EXERCISE INSTRUCTIONS: Transcribe the records below exactly as they appear, omitting any pictures.

PROVIDED RECORDS:
****************

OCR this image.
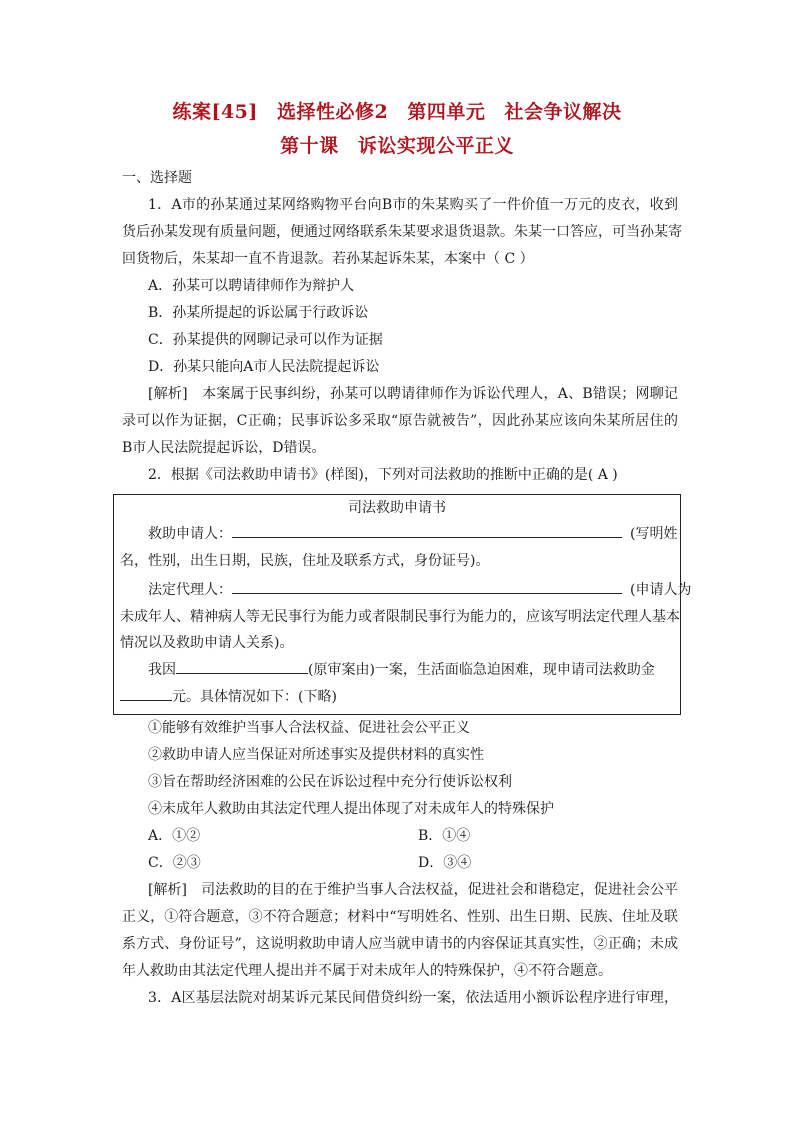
练案[45] 选择性必修2 第四单元 社会争议解决
第十课 诉讼实现公平正义
一、选择题
1．A市的孙某通过某网络购物平台向B市的朱某购买了一件价值一万元的皮衣，收到
货后孙某发现有质量问题，便通过网络联系朱某要求退货退款。朱某一口答应，可当孙某寄
回货物后，朱某却一直不肯退款。若孙某起诉朱某，本案中（ C ）
A．孙某可以聘请律师作为辩护人
B．孙某所提起的诉讼属于行政诉讼
C．孙某提供的网聊记录可以作为证据
D．孙某只能向A市人民法院提起诉讼
[解析]　本案属于民事纠纷，孙某可以聘请律师作为诉讼代理人，A、B错误；网聊记
录可以作为证据，C正确；民事诉讼多采取“原告就被告”，因此孙某应该向朱某所居住的
B市人民法院提起诉讼，D错误。
2．根据《司法救助申请书》(样图)，下列对司法救助的推断中正确的是( A )
司法救助申请书
救助申请人：	(写明姓
名，性别，出生日期，民族，住址及联系方式，身份证号)。
法定代理人：	(申请人为
未成年人、精神病人等无民事行为能力或者限制民事行为能力的，应该写明法定代理人基本
情况以及救助申请人关系)。
我因	(原审案由)一案，生活面临急迫困难，现申请司法救助金
元。具体情况如下：(下略)
①能够有效维护当事人合法权益、促进社会公平正义
②救助申请人应当保证对所述事实及提供材料的真实性
③旨在帮助经济困难的公民在诉讼过程中充分行使诉讼权利
④未成年人救助由其法定代理人提出体现了对未成年人的特殊保护
A．①②	B．①④
C．②③	D．③④
[解析]　司法救助的目的在于维护当事人合法权益，促进社会和谐稳定，促进社会公平
正义，①符合题意，③不符合题意；材料中“写明姓名、性别、出生日期、民族、住址及联
系方式、身份证号”，这说明救助申请人应当就申请书的内容保证其真实性，②正确；未成
年人救助由其法定代理人提出并不属于对未成年人的特殊保护，④不符合题意。
3．A区基层法院对胡某诉元某民间借贷纠纷一案，依法适用小额诉讼程序进行审理，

****************

EXERCISE SOLUTION:
OCR this image.
练案[45] 选择性必修2 第四单元 社会争议解决
第十课 诉讼实现公平正义
一、选择题
1．A市的孙某通过某网络购物平台向B市的朱某购买了一件价值一万元的皮衣，收到
货后孙某发现有质量问题，便通过网络联系朱某要求退货退款。朱某一口答应，可当孙某寄
回货物后，朱某却一直不肯退款。若孙某起诉朱某，本案中（ C ）
A．孙某可以聘请律师作为辩护人
B．孙某所提起的诉讼属于行政诉讼
C．孙某提供的网聊记录可以作为证据
D．孙某只能向A市人民法院提起诉讼
[解析]　本案属于民事纠纷，孙某可以聘请律师作为诉讼代理人，A、B错误；网聊记
录可以作为证据，C正确；民事诉讼多采取“原告就被告”，因此孙某应该向朱某所居住的
B市人民法院提起诉讼，D错误。
2．根据《司法救助申请书》(样图)，下列对司法救助的推断中正确的是( A )
司法救助申请书
救助申请人：	(写明姓
名，性别，出生日期，民族，住址及联系方式，身份证号)。
法定代理人：	(申请人为
未成年人、精神病人等无民事行为能力或者限制民事行为能力的，应该写明法定代理人基本
情况以及救助申请人关系)。
我因	(原审案由)一案，生活面临急迫困难，现申请司法救助金
元。具体情况如下：(下略)
①能够有效维护当事人合法权益、促进社会公平正义
②救助申请人应当保证对所述事实及提供材料的真实性
③旨在帮助经济困难的公民在诉讼过程中充分行使诉讼权利
④未成年人救助由其法定代理人提出体现了对未成年人的特殊保护
A．①②	B．①④
C．②③	D．③④
[解析]　司法救助的目的在于维护当事人合法权益，促进社会和谐稳定，促进社会公平
正义，①符合题意，③不符合题意；材料中“写明姓名、性别、出生日期、民族、住址及联
系方式、身份证号”，这说明救助申请人应当就申请书的内容保证其真实性，②正确；未成
年人救助由其法定代理人提出并不属于对未成年人的特殊保护，④不符合题意。
3．A区基层法院对胡某诉元某民间借贷纠纷一案，依法适用小额诉讼程序进行审理，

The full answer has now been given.